§ REQUIREMENT:
Report each line of the data that includes the word "operator".

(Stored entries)
·····

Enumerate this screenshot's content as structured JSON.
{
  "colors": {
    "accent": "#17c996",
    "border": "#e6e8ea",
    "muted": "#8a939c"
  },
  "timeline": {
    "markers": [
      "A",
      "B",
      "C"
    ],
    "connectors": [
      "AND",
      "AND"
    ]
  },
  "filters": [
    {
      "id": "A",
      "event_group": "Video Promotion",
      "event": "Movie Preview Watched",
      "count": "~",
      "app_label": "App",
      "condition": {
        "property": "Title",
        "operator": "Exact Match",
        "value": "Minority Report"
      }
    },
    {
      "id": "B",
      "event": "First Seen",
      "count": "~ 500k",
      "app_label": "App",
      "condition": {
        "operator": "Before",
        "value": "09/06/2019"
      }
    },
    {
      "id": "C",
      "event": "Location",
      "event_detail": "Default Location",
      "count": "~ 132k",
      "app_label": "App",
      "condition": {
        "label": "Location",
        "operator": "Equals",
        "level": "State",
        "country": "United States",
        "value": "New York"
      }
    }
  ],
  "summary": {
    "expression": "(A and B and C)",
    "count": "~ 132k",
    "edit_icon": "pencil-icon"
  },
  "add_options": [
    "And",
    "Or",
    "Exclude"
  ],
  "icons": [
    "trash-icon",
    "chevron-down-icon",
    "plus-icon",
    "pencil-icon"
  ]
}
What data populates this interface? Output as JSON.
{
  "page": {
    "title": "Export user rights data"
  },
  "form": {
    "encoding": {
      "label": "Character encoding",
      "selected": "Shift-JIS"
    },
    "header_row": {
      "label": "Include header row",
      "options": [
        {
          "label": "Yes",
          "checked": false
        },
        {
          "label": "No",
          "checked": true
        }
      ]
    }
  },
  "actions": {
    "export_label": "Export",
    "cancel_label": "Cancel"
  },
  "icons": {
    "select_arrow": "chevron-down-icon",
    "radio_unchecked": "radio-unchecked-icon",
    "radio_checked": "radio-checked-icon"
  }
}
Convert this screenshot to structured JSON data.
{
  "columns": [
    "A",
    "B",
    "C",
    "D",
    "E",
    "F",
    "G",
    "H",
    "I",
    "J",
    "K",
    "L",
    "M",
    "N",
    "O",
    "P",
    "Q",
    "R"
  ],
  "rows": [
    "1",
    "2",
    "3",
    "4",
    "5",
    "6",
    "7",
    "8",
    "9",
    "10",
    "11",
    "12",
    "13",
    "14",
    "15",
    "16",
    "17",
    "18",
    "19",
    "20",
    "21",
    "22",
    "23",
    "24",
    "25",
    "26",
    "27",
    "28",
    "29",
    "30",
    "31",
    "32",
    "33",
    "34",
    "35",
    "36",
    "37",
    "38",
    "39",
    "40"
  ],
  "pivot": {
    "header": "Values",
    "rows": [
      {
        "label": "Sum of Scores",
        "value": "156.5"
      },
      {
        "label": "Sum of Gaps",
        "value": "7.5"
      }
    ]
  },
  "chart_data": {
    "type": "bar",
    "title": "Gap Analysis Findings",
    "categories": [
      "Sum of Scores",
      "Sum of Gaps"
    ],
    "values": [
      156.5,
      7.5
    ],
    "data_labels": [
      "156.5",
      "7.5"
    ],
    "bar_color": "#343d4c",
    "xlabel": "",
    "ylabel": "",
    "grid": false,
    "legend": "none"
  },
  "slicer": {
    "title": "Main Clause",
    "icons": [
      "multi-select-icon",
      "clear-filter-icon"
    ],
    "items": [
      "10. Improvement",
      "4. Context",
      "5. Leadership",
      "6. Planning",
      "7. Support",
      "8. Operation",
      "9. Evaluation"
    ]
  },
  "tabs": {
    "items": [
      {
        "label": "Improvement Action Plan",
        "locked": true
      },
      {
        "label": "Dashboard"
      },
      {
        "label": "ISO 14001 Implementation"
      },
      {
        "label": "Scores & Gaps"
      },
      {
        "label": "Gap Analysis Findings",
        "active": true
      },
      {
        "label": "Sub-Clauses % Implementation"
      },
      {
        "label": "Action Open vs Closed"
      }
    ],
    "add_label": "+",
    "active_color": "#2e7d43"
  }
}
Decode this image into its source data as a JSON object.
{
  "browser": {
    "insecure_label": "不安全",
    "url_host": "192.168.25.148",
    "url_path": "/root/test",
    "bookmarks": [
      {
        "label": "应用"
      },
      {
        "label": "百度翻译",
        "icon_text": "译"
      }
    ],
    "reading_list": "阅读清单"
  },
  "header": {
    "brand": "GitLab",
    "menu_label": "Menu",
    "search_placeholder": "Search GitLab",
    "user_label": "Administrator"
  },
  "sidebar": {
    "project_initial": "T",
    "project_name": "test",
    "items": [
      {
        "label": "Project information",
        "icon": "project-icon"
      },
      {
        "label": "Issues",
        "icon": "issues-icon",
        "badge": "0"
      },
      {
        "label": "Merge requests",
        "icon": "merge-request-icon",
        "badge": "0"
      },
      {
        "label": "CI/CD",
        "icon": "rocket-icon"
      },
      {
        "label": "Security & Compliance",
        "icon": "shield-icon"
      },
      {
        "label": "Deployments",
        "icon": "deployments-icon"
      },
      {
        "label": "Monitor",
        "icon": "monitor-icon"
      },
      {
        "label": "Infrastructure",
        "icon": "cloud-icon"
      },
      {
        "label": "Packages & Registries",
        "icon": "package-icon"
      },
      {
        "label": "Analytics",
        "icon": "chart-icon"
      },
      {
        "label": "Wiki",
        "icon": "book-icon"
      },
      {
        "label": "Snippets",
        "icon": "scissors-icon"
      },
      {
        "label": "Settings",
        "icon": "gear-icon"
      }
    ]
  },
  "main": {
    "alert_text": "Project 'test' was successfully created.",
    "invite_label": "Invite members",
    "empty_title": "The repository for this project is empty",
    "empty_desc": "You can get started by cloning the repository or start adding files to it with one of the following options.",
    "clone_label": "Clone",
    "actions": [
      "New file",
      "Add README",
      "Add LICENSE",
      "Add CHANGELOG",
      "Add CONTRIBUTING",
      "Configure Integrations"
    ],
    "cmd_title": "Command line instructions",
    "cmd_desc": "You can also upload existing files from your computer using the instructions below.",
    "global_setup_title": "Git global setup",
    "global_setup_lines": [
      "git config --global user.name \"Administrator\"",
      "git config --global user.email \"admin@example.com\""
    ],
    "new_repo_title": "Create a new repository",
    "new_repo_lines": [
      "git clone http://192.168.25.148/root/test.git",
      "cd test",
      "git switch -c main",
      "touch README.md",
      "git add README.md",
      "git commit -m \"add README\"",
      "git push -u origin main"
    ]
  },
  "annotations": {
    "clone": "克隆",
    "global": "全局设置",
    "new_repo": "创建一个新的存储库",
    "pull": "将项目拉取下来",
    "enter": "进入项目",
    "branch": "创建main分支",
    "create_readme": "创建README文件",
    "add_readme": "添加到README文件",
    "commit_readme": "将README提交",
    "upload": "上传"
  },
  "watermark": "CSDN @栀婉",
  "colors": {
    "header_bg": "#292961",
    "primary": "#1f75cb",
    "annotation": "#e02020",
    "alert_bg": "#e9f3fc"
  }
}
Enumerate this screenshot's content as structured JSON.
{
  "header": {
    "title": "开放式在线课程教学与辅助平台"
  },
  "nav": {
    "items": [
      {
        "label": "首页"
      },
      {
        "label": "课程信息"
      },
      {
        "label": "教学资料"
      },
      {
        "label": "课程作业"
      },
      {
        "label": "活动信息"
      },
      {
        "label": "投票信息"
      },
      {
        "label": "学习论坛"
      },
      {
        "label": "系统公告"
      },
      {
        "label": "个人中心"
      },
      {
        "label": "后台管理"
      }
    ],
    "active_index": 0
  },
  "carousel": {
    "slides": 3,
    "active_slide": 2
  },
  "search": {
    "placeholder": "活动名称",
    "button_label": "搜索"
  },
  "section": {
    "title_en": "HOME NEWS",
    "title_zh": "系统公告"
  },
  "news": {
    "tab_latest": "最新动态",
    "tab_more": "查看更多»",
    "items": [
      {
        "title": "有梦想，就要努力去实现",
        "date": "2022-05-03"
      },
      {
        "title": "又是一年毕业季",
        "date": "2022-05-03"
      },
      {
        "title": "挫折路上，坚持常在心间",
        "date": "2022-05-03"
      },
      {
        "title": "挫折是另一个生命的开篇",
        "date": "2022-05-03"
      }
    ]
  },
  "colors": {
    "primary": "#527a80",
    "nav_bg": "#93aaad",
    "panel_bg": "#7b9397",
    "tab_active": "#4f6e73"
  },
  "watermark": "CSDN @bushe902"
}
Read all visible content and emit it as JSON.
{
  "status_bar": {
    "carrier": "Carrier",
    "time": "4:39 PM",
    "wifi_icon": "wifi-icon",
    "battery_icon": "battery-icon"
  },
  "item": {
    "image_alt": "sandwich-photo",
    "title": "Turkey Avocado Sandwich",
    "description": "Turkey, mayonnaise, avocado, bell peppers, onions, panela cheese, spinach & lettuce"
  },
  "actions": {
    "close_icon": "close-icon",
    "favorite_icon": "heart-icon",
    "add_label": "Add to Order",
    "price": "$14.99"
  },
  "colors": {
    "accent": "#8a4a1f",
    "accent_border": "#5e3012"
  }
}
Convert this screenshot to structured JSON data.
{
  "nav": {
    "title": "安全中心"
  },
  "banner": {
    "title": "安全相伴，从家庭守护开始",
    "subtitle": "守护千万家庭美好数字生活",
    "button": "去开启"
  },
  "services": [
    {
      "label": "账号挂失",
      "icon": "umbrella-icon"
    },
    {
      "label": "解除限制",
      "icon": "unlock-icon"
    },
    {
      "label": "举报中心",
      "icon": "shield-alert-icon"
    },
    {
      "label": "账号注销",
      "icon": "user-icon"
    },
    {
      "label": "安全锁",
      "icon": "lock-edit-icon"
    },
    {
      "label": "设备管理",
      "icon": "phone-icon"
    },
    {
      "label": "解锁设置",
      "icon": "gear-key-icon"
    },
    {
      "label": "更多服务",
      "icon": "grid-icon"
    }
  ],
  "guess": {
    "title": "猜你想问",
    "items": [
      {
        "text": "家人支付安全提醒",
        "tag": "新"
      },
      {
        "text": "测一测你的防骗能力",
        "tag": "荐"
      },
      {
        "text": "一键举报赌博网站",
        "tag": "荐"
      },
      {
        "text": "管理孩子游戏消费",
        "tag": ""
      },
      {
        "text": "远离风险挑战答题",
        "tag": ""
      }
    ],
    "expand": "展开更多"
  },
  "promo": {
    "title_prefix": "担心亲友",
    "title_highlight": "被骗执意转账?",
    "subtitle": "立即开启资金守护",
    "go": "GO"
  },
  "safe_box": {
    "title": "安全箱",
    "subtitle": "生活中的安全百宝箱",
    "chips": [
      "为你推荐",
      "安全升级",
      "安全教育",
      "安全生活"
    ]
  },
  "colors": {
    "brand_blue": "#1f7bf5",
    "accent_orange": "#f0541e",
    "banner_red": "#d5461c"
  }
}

·····

§ EXERCISE RESULT:
        "operator": "Exact Match",
        "operator": "Before",
        "operator": "Equals",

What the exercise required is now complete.